[BEGIN]

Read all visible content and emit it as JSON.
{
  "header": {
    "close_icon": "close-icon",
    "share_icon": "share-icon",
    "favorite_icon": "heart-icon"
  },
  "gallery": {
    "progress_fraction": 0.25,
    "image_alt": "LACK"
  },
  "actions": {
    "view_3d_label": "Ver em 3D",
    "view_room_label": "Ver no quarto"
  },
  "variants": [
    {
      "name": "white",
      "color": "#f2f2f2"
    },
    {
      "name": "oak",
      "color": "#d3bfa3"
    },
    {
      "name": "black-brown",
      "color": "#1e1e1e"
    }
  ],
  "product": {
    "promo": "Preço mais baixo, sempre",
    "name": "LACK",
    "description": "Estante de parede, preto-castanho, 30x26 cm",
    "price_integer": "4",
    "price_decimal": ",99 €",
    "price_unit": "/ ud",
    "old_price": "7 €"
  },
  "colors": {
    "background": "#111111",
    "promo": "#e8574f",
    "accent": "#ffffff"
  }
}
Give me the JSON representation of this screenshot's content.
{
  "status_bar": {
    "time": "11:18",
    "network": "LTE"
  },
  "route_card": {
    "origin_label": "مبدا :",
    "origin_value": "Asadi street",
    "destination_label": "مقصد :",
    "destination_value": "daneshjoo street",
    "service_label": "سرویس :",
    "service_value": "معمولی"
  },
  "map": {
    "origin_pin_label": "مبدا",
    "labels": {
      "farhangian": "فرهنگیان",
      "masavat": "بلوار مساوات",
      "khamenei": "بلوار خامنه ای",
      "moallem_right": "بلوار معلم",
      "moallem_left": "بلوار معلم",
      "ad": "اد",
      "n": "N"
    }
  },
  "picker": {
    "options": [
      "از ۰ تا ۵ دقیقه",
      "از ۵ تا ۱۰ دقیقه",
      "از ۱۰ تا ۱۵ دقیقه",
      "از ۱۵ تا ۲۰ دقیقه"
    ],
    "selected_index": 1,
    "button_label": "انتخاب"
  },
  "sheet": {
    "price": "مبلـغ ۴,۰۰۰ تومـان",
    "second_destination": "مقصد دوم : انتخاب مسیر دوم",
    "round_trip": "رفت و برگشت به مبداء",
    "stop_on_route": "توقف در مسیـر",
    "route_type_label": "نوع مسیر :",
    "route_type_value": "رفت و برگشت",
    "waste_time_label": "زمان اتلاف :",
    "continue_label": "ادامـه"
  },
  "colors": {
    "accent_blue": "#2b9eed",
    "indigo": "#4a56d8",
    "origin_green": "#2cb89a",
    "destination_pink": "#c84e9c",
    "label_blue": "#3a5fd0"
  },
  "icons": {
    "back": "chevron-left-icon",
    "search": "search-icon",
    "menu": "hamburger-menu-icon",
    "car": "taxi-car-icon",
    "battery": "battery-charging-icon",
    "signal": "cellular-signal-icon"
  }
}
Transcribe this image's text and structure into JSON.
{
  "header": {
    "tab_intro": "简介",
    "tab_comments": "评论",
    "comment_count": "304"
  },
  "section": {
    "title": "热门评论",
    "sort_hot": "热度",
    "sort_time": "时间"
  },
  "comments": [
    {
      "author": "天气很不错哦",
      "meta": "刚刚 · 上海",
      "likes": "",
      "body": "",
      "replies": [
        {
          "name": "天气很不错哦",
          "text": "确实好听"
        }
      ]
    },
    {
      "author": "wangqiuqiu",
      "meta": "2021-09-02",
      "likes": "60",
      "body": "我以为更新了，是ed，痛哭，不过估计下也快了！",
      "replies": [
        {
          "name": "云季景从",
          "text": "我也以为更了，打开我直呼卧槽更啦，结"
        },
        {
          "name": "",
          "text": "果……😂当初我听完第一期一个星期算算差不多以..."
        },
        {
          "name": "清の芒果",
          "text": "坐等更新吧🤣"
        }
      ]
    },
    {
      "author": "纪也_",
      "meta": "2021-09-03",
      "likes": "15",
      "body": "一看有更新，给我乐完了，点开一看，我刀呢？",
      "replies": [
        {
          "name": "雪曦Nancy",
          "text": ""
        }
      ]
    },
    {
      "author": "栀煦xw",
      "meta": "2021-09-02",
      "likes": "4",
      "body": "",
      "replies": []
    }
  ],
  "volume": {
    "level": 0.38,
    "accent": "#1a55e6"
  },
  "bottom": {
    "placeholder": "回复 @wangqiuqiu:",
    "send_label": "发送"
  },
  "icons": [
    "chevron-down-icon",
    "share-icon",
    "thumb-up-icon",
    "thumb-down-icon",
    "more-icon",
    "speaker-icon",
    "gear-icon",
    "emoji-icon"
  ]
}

[END]

[Exercise] Filter the data, keeping only the lines that contain "this".

[Written solution]
Give me the JSON representation of this screenshot's content.
Transcribe this image's text and structure into JSON.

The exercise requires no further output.